Supplied material:
:::

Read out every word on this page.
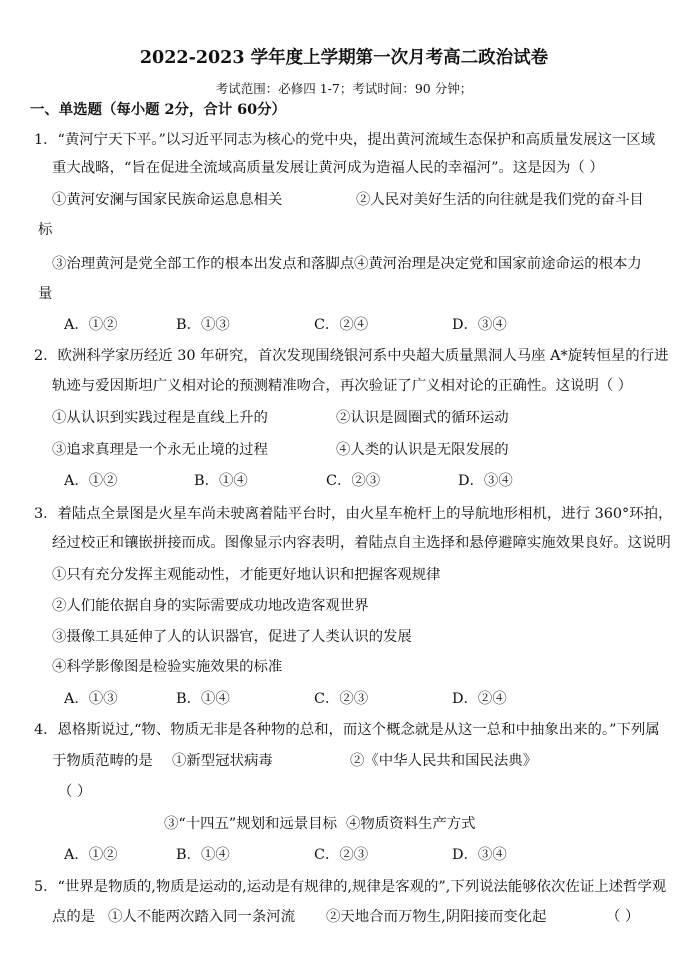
2022-2023 学年度上学期第一次月考高二政治试卷
考试范围：必修四 1-7；考试时间：90 分钟；
一、单选题（每小题 2分，合计 60分）
1．“黄河宁天下平。”以习近平同志为核心的党中央，提出黄河流域生态保护和高质量发展这一区域
重大战略，“旨在促进全流域高质量发展让黄河成为造福人民的幸福河”。这是因为（ ）
①黄河安澜与国家民族命运息息相关	②人民对美好生活的向往就是我们党的奋斗目
标
③治理黄河是党全部工作的根本出发点和落脚点 ④黄河治理是决定党和国家前途命运的根本力
量
A．①②	B．①③	C．②④	D．③④
2．欧洲科学家历经近 30 年研究，首次发现围绕银河系中央超大质量黑洞人马座 A*旋转恒星的行进
轨迹与爱因斯坦广义相对论的预测精准吻合，再次验证了广义相对论的正确性。这说明（ ）
①从认识到实践过程是直线上升的	②认识是圆圈式的循环运动
③追求真理是一个永无止境的过程	④人类的认识是无限发展的
A．①②	B．①④	C．②③	D．③④
3．着陆点全景图是火星车尚未驶离着陆平台时，由火星车桅杆上的导航地形相机，进行 360°环拍，
经过校正和镶嵌拼接而成。图像显示内容表明，着陆点自主选择和悬停避障实施效果良好。这说明
①只有充分发挥主观能动性，才能更好地认识和把握客观规律
②人们能依据自身的实际需要成功地改造客观世界
③摄像工具延伸了人的认识器官，促进了人类认识的发展
④科学影像图是检验实施效果的标准
A．①③	B．①④	C．②③	D．②④
4．恩格斯说过,“物、物质无非是各种物的总和，而这个概念就是从这一总和中抽象出来的。”下列属
于物质范畴的是 ①新型冠状病毒	②《中华人民共和国民法典》
（ ）
③“十四五”规划和远景目标 ④物质资料生产方式
A．①②	B．①④	C．②③	D．③④
5．“世界是物质的,物质是运动的,运动是有规律的,规律是客观的”,下列说法能够依次佐证上述哲学观
点的是 ①人不能两次踏入同一条河流 ②天地合而万物生,阴阳接而变化起	（ ）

:::

Exercise instructions:
Quote all the records verbatim, dropping any pictures from your copy.

Response to this exercise:
Read out every word on this page.
2022-2023 学年度上学期第一次月考高二政治试卷
考试范围：必修四 1-7；考试时间：90 分钟；
一、单选题（每小题 2分，合计 60分）
1．“黄河宁天下平。”以习近平同志为核心的党中央，提出黄河流域生态保护和高质量发展这一区域
重大战略，“旨在促进全流域高质量发展让黄河成为造福人民的幸福河”。这是因为（ ）
①黄河安澜与国家民族命运息息相关	②人民对美好生活的向往就是我们党的奋斗目
标
③治理黄河是党全部工作的根本出发点和落脚点 ④黄河治理是决定党和国家前途命运的根本力
量
A．①②	B．①③	C．②④	D．③④
2．欧洲科学家历经近 30 年研究，首次发现围绕银河系中央超大质量黑洞人马座 A*旋转恒星的行进
轨迹与爱因斯坦广义相对论的预测精准吻合，再次验证了广义相对论的正确性。这说明（ ）
①从认识到实践过程是直线上升的	②认识是圆圈式的循环运动
③追求真理是一个永无止境的过程	④人类的认识是无限发展的
A．①②	B．①④	C．②③	D．③④
3．着陆点全景图是火星车尚未驶离着陆平台时，由火星车桅杆上的导航地形相机，进行 360°环拍，
经过校正和镶嵌拼接而成。图像显示内容表明，着陆点自主选择和悬停避障实施效果良好。这说明
①只有充分发挥主观能动性，才能更好地认识和把握客观规律
②人们能依据自身的实际需要成功地改造客观世界
③摄像工具延伸了人的认识器官，促进了人类认识的发展
④科学影像图是检验实施效果的标准
A．①③	B．①④	C．②③	D．②④
4．恩格斯说过,“物、物质无非是各种物的总和，而这个概念就是从这一总和中抽象出来的。”下列属
于物质范畴的是 ①新型冠状病毒	②《中华人民共和国民法典》
（ ）
③“十四五”规划和远景目标 ④物质资料生产方式
A．①②	B．①④	C．②③	D．③④
5．“世界是物质的,物质是运动的,运动是有规律的,规律是客观的”,下列说法能够依次佐证上述哲学观
点的是 ①人不能两次踏入同一条河流 ②天地合而万物生,阴阳接而变化起	（ ）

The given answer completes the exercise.